§ **TASK REQUIREMENTS**: From the beginning of the records through the line containing "crop-mark-bottom-right-v: [1542, 2179, 1544, 2268]", write the lines out again, replacing "table-divider" with "row-separator" and leaving everything else unchanged.
* START *
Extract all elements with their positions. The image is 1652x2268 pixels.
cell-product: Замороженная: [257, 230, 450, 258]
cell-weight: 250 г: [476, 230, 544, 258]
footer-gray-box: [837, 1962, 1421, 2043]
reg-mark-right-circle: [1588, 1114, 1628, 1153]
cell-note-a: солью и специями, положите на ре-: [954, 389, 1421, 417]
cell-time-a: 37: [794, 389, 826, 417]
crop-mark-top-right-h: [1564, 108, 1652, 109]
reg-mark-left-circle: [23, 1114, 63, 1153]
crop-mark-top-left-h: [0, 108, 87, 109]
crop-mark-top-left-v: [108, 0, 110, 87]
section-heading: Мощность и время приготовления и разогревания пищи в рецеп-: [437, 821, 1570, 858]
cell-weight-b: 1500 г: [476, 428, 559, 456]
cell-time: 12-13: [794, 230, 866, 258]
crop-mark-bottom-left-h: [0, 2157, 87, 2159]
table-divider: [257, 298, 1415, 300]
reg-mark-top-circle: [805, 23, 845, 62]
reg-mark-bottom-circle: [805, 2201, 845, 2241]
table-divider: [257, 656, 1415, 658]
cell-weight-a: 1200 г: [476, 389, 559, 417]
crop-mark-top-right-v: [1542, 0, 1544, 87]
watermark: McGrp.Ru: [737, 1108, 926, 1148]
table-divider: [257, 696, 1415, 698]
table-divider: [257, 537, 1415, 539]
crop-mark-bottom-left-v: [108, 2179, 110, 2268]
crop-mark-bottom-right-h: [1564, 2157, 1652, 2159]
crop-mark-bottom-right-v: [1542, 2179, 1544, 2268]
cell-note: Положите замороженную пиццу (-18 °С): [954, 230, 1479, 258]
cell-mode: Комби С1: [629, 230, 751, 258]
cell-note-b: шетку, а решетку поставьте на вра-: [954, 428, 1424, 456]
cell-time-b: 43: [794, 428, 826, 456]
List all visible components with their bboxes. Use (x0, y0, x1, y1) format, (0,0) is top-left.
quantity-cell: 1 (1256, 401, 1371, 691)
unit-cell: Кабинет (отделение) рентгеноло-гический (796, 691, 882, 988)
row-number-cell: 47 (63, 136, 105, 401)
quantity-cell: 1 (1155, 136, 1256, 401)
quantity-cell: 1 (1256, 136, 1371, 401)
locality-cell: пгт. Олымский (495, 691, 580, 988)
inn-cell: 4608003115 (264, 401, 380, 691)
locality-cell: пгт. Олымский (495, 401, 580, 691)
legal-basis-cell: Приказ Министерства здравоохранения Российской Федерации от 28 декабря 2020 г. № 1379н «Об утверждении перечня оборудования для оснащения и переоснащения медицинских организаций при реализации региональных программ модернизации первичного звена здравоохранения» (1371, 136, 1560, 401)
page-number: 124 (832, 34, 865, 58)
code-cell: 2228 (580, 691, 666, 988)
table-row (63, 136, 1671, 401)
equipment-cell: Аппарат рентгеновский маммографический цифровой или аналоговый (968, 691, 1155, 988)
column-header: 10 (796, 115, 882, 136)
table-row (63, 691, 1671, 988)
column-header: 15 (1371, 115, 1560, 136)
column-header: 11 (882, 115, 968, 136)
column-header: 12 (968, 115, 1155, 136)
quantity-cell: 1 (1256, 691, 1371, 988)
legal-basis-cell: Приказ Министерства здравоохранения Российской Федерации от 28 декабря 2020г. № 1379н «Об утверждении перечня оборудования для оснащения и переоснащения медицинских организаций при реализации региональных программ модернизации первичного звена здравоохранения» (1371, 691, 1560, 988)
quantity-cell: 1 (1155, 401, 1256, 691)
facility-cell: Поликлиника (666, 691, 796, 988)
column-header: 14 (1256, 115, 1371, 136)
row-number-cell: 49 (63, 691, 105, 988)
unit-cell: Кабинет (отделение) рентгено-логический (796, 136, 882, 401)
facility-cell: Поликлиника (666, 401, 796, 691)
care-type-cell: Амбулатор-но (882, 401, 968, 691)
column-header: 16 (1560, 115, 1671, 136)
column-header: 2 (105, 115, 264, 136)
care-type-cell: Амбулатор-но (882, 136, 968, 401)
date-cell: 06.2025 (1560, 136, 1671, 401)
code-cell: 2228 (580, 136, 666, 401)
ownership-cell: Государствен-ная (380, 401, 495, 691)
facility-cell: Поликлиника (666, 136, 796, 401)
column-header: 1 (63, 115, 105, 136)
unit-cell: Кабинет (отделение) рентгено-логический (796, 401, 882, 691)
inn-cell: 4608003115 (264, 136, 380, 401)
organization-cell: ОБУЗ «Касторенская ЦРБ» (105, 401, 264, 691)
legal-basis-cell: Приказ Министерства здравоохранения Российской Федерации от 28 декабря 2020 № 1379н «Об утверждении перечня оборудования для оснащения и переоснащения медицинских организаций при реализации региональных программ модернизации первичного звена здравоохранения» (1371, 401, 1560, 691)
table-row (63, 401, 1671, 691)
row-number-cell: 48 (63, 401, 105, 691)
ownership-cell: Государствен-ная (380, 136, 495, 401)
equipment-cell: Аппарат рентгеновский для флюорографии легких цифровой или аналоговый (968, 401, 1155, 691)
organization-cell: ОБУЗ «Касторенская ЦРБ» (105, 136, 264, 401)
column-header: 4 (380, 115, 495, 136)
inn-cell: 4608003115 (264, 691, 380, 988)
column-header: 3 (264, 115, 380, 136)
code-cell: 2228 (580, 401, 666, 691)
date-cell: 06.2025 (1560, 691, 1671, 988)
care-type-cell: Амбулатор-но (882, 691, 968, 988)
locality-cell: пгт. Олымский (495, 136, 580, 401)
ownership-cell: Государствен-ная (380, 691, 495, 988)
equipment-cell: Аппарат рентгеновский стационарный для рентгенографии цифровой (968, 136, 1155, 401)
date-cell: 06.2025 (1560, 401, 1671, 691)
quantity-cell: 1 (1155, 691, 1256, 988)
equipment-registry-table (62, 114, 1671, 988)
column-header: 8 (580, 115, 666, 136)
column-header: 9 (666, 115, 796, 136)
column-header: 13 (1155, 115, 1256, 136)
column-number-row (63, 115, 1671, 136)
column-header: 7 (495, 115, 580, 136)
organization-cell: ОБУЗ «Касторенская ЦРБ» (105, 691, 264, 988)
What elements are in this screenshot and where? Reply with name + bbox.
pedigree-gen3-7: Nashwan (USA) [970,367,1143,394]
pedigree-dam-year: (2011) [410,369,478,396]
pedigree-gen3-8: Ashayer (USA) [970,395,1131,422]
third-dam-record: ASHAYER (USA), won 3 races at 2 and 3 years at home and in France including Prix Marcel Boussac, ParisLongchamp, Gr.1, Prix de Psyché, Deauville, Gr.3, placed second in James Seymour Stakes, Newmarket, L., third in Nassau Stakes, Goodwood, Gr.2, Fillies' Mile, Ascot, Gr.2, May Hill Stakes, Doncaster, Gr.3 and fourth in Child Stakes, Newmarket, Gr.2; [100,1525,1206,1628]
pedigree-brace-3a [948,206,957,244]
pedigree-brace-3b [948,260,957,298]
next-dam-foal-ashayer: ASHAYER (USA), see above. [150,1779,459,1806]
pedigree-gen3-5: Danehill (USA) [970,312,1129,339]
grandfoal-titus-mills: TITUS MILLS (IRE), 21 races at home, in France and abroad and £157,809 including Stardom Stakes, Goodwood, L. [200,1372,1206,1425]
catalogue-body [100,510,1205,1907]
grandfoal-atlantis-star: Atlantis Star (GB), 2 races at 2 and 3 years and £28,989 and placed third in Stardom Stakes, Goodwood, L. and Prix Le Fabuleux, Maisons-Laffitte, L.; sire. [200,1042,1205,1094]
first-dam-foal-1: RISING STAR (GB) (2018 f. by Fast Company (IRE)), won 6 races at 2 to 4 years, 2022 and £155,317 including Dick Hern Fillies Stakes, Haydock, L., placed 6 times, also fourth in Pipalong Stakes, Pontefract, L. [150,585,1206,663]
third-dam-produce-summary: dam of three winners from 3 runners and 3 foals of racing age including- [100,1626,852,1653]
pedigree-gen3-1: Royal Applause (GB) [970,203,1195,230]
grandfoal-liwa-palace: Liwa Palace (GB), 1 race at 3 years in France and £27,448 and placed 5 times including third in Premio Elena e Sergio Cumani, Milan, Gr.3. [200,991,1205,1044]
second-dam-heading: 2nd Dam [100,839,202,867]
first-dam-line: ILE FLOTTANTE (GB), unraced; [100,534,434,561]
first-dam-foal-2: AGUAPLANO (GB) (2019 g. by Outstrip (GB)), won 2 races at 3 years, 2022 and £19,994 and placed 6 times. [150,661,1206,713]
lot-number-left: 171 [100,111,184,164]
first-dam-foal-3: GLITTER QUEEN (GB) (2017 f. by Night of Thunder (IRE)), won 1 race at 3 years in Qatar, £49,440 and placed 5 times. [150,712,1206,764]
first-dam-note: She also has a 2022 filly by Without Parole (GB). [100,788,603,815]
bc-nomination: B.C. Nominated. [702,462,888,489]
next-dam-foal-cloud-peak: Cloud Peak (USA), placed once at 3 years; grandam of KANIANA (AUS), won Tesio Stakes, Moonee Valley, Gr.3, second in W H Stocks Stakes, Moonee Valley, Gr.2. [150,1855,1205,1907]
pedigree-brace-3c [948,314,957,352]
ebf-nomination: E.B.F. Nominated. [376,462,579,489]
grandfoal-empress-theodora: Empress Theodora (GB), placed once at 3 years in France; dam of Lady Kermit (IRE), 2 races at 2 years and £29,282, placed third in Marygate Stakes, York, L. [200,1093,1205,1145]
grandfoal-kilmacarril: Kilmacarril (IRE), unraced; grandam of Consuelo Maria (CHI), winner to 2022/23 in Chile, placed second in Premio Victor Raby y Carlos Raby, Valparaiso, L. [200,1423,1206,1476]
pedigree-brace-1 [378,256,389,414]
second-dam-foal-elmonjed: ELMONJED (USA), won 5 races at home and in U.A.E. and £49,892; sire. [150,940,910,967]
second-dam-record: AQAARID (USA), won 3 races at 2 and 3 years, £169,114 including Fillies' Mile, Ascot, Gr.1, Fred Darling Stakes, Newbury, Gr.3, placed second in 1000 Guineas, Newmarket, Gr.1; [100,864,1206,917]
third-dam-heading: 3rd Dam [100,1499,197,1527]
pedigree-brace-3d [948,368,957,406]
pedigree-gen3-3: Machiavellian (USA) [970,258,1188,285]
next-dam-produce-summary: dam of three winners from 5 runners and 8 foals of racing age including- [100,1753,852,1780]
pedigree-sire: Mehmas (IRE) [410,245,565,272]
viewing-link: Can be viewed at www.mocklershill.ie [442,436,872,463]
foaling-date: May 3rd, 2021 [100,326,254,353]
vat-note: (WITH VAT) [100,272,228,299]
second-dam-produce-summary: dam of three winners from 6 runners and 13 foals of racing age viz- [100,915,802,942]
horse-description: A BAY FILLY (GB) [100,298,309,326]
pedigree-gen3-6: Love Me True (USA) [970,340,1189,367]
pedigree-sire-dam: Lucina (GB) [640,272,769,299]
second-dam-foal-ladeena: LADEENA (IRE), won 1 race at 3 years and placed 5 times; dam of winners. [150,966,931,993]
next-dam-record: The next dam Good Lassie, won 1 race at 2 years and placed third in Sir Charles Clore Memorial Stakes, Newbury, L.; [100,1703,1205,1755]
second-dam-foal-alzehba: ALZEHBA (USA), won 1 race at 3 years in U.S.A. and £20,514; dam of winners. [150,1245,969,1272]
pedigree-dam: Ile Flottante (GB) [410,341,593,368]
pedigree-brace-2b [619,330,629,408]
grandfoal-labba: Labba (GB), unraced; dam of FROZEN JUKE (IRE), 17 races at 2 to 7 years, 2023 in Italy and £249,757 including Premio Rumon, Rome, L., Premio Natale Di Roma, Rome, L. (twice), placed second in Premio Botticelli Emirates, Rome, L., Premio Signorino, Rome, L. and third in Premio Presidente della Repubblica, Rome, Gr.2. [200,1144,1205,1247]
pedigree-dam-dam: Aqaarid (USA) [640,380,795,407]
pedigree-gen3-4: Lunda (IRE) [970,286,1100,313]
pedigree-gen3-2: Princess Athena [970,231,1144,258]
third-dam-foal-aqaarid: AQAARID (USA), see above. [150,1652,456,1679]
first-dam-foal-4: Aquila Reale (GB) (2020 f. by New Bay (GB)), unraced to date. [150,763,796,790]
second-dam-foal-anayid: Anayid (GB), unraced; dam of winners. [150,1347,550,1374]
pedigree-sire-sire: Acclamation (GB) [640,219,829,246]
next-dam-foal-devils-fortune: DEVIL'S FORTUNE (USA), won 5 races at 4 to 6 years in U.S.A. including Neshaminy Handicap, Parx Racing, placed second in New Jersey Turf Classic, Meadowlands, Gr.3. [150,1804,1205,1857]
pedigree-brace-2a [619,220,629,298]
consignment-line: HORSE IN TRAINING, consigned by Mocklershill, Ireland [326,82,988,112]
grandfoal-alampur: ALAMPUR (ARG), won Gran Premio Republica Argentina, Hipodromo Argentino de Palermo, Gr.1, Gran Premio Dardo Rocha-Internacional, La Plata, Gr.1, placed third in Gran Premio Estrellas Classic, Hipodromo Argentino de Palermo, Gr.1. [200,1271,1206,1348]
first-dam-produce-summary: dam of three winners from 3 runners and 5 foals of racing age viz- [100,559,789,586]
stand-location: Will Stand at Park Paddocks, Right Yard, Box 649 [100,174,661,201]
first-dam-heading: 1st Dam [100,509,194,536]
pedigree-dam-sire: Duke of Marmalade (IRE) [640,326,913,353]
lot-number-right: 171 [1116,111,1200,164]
* END *
§ **WRITTEN ANSWER**:
Extract all elements with their positions. The image is 1652x2268 pixels.
cell-product: Замороженная: [257, 230, 450, 258]
cell-weight: 250 г: [476, 230, 544, 258]
footer-gray-box: [837, 1962, 1421, 2043]
reg-mark-right-circle: [1588, 1114, 1628, 1153]
cell-note-a: солью и специями, положите на ре-: [954, 389, 1421, 417]
cell-time-a: 37: [794, 389, 826, 417]
crop-mark-top-right-h: [1564, 108, 1652, 109]
reg-mark-left-circle: [23, 1114, 63, 1153]
crop-mark-top-left-h: [0, 108, 87, 109]
crop-mark-top-left-v: [108, 0, 110, 87]
section-heading: Мощность и время приготовления и разогревания пищи в рецеп-: [437, 821, 1570, 858]
cell-weight-b: 1500 г: [476, 428, 559, 456]
cell-time: 12-13: [794, 230, 866, 258]
crop-mark-bottom-left-h: [0, 2157, 87, 2159]
row-separator: [257, 298, 1415, 300]
reg-mark-top-circle: [805, 23, 845, 62]
reg-mark-bottom-circle: [805, 2201, 845, 2241]
row-separator: [257, 656, 1415, 658]
cell-weight-a: 1200 г: [476, 389, 559, 417]
crop-mark-top-right-v: [1542, 0, 1544, 87]
watermark: McGrp.Ru: [737, 1108, 926, 1148]
row-separator: [257, 696, 1415, 698]
row-separator: [257, 537, 1415, 539]
crop-mark-bottom-left-v: [108, 2179, 110, 2268]
crop-mark-bottom-right-h: [1564, 2157, 1652, 2159]
crop-mark-bottom-right-v: [1542, 2179, 1544, 2268]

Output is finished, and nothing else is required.